Saved entries:
-- START --

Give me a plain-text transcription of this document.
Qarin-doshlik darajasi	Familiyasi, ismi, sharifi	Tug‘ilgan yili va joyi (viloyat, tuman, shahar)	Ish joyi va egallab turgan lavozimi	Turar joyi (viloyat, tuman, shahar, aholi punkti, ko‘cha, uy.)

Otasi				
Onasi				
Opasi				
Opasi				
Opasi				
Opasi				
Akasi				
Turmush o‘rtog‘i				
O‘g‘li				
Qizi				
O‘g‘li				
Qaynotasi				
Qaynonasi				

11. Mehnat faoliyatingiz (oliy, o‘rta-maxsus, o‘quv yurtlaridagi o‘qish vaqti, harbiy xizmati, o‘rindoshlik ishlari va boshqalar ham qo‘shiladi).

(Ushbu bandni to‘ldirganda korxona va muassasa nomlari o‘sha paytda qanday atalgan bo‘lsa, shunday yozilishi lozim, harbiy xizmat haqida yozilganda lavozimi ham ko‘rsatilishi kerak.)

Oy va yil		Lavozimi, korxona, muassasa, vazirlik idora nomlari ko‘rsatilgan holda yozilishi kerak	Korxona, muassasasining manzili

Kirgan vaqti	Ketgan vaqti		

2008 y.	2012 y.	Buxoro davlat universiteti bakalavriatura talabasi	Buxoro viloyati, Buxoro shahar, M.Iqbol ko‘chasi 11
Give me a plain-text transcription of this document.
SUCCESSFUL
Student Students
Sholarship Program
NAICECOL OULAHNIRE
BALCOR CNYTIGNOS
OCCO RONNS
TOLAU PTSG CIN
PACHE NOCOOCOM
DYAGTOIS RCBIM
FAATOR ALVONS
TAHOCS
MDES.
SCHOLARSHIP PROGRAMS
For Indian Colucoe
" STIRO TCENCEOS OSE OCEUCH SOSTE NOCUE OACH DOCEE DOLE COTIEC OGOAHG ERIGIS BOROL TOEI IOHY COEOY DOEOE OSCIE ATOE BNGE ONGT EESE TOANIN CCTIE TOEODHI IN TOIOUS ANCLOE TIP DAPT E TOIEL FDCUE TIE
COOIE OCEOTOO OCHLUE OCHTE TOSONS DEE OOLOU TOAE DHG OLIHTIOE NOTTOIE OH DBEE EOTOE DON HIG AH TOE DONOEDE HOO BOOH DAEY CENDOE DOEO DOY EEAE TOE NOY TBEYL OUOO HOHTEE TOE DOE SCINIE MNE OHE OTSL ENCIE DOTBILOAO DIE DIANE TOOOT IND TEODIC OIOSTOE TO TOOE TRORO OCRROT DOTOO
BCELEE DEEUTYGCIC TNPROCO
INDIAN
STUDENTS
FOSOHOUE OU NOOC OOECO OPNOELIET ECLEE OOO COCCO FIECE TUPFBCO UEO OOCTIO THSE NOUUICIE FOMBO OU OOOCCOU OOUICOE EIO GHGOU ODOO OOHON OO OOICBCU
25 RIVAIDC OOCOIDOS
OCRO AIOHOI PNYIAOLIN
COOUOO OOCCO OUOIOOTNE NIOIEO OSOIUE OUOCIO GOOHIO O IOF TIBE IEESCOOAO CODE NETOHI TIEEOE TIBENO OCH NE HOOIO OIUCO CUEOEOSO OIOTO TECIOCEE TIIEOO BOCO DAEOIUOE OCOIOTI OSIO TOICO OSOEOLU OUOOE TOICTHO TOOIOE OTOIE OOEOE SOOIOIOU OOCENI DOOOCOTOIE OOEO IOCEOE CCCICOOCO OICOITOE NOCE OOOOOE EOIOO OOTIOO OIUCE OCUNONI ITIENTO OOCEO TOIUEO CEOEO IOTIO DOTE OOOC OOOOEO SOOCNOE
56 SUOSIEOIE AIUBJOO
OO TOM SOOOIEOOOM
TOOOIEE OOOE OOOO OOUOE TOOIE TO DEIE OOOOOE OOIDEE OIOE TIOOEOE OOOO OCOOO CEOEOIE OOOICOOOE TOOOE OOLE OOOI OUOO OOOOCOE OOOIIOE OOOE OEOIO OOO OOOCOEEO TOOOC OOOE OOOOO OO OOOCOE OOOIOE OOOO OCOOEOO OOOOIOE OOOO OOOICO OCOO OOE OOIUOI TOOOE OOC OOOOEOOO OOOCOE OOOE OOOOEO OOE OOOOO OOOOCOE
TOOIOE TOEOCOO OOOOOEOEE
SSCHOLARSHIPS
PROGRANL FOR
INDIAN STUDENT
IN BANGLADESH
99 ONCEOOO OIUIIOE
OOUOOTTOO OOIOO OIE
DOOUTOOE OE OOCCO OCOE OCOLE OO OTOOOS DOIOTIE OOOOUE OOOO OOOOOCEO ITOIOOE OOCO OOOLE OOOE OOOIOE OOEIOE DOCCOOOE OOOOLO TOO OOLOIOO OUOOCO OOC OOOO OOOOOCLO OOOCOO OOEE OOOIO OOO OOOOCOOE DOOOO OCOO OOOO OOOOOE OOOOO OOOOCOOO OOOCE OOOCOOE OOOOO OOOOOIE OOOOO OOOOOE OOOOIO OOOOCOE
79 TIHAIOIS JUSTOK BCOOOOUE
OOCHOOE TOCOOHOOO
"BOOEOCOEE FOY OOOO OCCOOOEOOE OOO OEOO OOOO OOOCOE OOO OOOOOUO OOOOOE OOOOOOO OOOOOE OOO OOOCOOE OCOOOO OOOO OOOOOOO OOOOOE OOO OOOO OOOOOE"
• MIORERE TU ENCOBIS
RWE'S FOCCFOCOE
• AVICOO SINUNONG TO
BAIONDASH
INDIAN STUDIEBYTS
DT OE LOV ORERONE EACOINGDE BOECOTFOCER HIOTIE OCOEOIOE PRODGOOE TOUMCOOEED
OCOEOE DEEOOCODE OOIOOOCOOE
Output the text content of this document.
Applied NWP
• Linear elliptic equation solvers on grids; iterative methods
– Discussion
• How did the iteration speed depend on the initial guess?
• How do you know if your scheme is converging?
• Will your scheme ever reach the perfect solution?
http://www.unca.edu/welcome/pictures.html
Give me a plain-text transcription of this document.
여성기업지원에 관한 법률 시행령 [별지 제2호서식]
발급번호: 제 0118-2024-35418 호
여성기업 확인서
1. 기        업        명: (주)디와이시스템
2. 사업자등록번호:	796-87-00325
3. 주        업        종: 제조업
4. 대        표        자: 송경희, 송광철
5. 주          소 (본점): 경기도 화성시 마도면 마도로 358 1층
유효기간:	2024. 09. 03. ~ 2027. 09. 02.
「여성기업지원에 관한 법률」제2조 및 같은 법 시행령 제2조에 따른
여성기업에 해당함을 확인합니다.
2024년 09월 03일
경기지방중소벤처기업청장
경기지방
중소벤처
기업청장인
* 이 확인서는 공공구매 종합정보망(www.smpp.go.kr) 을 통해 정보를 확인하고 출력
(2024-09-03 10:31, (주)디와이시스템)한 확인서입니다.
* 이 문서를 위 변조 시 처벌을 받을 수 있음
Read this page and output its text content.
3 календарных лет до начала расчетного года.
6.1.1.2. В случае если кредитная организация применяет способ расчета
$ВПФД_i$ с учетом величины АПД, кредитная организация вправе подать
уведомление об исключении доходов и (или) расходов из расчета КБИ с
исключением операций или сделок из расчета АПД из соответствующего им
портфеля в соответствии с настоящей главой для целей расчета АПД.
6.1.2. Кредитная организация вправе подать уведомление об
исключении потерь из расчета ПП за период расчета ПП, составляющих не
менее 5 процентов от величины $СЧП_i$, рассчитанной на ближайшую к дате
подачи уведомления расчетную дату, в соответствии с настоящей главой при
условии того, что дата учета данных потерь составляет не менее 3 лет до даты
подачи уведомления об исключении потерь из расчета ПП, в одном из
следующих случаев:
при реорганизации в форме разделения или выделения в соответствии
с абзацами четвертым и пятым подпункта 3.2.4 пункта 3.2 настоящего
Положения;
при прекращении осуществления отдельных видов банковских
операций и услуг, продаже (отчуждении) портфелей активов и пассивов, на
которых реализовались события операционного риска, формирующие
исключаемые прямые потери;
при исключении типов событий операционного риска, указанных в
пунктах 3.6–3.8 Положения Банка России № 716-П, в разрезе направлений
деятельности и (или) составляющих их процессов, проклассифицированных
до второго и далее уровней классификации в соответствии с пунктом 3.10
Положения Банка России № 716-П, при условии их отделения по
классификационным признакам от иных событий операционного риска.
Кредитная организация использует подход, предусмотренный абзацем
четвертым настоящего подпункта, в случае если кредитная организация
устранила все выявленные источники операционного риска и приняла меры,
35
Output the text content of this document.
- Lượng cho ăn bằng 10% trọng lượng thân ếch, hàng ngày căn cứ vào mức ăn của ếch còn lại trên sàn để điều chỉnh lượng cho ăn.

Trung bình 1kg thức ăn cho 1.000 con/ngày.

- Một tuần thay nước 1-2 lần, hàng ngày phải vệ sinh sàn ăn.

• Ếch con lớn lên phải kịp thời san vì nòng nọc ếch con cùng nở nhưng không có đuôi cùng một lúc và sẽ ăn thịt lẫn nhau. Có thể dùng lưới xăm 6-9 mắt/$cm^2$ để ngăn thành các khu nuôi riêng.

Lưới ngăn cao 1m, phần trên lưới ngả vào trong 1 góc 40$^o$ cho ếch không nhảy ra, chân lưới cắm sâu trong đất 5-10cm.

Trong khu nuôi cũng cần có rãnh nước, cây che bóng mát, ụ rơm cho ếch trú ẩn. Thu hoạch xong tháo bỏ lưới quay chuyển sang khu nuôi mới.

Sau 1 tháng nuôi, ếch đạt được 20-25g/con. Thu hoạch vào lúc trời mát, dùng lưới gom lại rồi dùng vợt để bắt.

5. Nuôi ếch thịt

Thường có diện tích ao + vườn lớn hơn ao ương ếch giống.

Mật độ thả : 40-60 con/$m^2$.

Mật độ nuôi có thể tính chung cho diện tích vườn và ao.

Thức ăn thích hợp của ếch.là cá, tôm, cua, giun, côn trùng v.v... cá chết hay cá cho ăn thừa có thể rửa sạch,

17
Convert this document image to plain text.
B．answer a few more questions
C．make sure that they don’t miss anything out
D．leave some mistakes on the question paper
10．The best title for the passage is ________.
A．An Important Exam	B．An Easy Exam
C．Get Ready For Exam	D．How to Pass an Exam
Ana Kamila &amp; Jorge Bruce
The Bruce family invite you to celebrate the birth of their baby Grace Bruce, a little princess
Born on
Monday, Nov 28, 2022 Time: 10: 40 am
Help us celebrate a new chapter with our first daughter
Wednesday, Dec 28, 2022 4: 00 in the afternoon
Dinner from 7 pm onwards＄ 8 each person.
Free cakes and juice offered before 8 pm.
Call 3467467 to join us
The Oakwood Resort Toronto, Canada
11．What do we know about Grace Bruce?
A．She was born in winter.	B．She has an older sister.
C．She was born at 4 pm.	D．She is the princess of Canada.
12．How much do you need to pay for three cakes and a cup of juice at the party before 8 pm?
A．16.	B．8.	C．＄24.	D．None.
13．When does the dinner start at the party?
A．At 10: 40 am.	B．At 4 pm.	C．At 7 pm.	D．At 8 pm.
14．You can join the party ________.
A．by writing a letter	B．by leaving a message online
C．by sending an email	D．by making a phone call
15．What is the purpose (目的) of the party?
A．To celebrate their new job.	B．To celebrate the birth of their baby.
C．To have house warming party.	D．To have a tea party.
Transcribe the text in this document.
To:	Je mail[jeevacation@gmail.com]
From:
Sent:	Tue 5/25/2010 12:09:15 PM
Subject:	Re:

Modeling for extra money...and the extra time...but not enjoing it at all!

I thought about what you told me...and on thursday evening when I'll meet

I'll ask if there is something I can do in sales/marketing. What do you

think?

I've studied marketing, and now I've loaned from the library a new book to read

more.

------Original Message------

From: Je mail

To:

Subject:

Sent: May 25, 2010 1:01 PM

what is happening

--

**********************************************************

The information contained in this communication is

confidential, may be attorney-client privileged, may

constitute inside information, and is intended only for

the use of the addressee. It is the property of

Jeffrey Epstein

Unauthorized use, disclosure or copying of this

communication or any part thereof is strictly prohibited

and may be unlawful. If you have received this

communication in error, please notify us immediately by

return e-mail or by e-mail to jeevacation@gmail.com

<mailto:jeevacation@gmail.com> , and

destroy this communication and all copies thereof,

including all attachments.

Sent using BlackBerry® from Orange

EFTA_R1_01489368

-- END --

Gather each line of the listing containing the word "lưới" and show it.

• Ếch con lớn lên phải kịp thời san vì nòng nọc ếch con cùng nở nhưng không có đuôi cùng một lúc và sẽ ăn thịt lẫn nhau. Có thể dùng lưới xăm 6-9 mắt/$cm^2$ để ngăn thành các khu nuôi riêng.
Lưới ngăn cao 1m, phần trên lưới ngả vào trong 1 góc 40$^o$ cho ếch không nhảy ra, chân lưới cắm sâu trong đất 5-10cm.
Trong khu nuôi cũng cần có rãnh nước, cây che bóng mát, ụ rơm cho ếch trú ẩn. Thu hoạch xong tháo bỏ lưới quay chuyển sang khu nuôi mới.
Sau 1 tháng nuôi, ếch đạt được 20-25g/con. Thu hoạch vào lúc trời mát, dùng lưới gom lại rồi dùng vợt để bắt.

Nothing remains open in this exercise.